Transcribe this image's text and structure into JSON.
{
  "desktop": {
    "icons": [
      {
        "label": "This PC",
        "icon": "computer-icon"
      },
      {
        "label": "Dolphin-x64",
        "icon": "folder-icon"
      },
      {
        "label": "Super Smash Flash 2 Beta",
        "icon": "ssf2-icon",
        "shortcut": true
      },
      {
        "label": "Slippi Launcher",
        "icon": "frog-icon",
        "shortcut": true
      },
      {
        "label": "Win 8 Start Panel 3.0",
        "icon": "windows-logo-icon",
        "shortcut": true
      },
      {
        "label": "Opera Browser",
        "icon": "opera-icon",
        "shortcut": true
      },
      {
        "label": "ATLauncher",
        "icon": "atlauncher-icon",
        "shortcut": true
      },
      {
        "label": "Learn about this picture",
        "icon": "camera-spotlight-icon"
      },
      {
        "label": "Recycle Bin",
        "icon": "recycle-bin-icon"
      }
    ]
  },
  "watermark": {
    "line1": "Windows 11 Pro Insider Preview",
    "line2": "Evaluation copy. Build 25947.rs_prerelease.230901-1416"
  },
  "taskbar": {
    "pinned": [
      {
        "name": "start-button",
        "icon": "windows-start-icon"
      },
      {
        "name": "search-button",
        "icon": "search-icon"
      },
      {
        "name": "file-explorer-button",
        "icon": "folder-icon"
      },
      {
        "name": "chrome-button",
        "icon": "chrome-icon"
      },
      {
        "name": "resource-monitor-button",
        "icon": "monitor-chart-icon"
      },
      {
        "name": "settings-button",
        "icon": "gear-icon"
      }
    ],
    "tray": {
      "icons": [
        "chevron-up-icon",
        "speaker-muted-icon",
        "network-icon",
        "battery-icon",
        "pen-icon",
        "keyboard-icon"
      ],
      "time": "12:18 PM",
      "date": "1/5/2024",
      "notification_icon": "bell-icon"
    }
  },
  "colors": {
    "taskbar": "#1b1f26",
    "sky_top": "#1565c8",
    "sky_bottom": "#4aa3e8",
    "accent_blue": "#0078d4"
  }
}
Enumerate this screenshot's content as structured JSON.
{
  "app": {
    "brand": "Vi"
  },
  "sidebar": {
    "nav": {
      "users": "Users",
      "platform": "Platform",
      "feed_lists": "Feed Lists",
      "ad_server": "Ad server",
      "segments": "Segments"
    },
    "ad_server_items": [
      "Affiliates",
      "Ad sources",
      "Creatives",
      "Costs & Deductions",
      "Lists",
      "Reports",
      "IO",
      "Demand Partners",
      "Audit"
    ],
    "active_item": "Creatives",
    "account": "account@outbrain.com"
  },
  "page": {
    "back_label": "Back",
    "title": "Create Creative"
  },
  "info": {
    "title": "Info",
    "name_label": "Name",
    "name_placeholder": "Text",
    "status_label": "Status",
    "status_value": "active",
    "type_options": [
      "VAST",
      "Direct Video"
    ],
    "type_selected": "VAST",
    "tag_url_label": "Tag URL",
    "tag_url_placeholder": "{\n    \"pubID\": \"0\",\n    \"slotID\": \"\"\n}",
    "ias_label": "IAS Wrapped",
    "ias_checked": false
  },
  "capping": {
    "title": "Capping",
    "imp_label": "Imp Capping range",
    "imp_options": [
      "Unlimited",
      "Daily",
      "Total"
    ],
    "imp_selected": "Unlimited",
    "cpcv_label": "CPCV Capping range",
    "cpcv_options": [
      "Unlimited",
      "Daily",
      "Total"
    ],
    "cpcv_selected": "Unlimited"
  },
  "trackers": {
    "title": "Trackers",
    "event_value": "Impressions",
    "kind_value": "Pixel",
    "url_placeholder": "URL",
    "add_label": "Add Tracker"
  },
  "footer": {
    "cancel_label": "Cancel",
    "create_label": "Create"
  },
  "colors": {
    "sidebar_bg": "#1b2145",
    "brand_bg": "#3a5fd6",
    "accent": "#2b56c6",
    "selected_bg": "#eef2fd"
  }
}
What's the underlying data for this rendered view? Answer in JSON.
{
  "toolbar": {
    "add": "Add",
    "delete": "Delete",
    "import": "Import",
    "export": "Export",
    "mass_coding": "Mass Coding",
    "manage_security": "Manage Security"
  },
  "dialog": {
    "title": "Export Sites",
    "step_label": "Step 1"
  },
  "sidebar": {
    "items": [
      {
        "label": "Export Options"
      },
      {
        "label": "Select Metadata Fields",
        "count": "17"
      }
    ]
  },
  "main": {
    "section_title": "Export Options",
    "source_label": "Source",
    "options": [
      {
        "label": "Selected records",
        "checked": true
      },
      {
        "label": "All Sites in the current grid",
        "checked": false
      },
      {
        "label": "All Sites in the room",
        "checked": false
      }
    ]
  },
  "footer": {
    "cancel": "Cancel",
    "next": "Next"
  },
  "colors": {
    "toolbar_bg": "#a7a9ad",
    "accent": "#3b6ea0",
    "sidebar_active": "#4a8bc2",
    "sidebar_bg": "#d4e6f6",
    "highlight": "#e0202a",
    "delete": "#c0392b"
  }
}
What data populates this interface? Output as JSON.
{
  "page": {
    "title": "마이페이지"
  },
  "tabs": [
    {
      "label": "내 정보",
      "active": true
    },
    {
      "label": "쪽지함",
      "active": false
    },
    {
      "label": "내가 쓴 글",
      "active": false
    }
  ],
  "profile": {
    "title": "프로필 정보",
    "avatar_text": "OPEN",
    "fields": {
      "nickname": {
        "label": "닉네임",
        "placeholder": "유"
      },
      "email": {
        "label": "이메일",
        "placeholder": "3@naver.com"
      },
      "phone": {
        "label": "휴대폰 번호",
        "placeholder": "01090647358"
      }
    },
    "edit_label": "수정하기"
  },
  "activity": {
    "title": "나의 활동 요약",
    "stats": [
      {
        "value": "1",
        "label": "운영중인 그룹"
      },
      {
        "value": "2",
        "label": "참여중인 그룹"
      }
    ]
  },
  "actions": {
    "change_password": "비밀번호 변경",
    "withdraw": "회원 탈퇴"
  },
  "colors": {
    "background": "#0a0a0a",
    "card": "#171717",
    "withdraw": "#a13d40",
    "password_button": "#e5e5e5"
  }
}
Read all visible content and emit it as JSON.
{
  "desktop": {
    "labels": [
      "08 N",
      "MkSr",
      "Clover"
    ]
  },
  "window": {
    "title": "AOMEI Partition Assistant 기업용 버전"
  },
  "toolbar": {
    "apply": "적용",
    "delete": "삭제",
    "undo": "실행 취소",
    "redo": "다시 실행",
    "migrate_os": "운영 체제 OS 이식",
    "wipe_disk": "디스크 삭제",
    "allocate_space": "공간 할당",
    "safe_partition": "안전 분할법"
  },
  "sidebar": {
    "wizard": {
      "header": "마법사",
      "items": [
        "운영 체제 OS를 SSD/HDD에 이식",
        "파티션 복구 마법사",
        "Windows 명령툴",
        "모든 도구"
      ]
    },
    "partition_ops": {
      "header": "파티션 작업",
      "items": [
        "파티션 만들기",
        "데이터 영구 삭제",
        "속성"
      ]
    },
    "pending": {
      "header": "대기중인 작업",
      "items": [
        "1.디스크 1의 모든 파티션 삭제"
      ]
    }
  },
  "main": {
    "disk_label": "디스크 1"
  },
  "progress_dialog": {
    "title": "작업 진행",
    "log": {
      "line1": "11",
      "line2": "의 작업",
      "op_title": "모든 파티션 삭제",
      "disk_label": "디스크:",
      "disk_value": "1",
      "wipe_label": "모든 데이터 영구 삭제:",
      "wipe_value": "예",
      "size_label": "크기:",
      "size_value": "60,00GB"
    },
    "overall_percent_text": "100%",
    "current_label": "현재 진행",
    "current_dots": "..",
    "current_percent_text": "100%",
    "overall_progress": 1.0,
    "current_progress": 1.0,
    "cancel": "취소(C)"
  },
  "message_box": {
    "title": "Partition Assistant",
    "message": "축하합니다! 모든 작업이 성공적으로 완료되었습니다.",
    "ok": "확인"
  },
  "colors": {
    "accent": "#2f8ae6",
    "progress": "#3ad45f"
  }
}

▶ Your objective
Where a line holds "JSON", copy that line.

▶ Result for this exercise
Transcribe this image's text and structure into JSON.
Enumerate this screenshot's content as structured JSON.
What's the underlying data for this rendered view? Answer in JSON.
What data populates this interface? Output as JSON.
Read all visible content and emit it as JSON.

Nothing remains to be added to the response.